WRITTEN TASK
Can you repeat the entries below verbatim, starting with the first line and stopping after the line that contains "anova-cell-ms-residual: 55549.675 xyxy=(659,562,778,587)"?

WORKING DATA
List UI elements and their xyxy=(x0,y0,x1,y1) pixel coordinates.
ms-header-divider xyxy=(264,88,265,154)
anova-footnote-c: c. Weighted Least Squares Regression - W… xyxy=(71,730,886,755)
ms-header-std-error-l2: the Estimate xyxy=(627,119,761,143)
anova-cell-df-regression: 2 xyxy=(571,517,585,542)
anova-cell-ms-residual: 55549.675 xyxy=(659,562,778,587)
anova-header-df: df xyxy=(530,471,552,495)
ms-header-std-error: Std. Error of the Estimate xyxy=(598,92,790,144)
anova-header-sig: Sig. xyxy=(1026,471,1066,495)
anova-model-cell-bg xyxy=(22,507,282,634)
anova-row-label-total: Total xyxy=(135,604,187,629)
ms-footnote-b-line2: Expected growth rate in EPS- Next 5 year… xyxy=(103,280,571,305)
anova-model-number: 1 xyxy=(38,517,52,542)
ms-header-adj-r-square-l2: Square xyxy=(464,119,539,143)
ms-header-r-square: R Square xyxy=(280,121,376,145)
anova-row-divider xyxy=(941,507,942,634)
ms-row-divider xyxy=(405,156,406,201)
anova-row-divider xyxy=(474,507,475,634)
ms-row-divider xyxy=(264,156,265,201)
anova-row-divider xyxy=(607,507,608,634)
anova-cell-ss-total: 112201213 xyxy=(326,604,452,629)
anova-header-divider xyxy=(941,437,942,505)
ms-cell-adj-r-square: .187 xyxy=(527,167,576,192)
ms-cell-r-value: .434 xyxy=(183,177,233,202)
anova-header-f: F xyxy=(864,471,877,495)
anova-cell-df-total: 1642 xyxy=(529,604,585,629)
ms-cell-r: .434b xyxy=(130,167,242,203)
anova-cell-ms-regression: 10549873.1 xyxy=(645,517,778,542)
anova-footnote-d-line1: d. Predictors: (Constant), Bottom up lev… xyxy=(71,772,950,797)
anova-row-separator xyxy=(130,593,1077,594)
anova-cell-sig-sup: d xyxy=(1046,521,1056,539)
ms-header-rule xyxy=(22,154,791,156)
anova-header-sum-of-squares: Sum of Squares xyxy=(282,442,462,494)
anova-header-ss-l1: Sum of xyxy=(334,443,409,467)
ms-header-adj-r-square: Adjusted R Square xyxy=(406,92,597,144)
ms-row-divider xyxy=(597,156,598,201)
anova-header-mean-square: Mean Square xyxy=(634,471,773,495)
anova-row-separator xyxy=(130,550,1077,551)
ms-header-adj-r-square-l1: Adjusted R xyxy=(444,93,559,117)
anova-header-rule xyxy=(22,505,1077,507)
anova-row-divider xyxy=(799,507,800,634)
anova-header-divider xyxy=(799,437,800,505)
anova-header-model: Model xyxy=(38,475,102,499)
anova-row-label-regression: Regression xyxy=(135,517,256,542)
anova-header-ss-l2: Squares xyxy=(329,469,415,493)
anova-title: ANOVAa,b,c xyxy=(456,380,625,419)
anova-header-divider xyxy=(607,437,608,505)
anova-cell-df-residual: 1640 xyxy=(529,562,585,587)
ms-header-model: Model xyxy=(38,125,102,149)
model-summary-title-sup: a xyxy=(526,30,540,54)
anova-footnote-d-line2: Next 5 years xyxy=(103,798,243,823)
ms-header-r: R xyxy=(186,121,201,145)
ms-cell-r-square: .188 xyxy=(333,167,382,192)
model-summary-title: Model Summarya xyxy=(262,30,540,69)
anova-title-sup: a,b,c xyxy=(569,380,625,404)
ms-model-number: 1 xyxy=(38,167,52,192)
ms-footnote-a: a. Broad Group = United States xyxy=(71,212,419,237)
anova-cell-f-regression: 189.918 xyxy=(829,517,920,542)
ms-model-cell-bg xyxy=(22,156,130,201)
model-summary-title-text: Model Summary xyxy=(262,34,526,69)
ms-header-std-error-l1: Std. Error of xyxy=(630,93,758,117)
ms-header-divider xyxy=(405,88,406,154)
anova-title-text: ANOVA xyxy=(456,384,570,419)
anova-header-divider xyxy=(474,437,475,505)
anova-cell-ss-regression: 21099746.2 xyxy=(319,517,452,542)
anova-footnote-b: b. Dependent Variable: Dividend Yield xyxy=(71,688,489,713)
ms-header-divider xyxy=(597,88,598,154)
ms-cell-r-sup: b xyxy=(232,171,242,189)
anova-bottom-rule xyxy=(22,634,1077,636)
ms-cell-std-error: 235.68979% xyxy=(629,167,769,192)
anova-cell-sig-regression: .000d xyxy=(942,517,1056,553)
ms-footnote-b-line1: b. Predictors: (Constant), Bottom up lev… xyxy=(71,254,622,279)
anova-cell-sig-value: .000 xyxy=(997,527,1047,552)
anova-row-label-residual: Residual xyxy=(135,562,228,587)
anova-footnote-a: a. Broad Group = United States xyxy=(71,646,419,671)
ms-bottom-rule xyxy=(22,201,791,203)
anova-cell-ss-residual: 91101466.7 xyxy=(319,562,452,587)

WRITTEN ANSWER
List UI elements and their xyxy=(x0,y0,x1,y1) pixel coordinates.
ms-header-divider xyxy=(264,88,265,154)
anova-footnote-c: c. Weighted Least Squares Regression - W… xyxy=(71,730,886,755)
ms-header-std-error-l2: the Estimate xyxy=(627,119,761,143)
anova-cell-df-regression: 2 xyxy=(571,517,585,542)
anova-cell-ms-residual: 55549.675 xyxy=(659,562,778,587)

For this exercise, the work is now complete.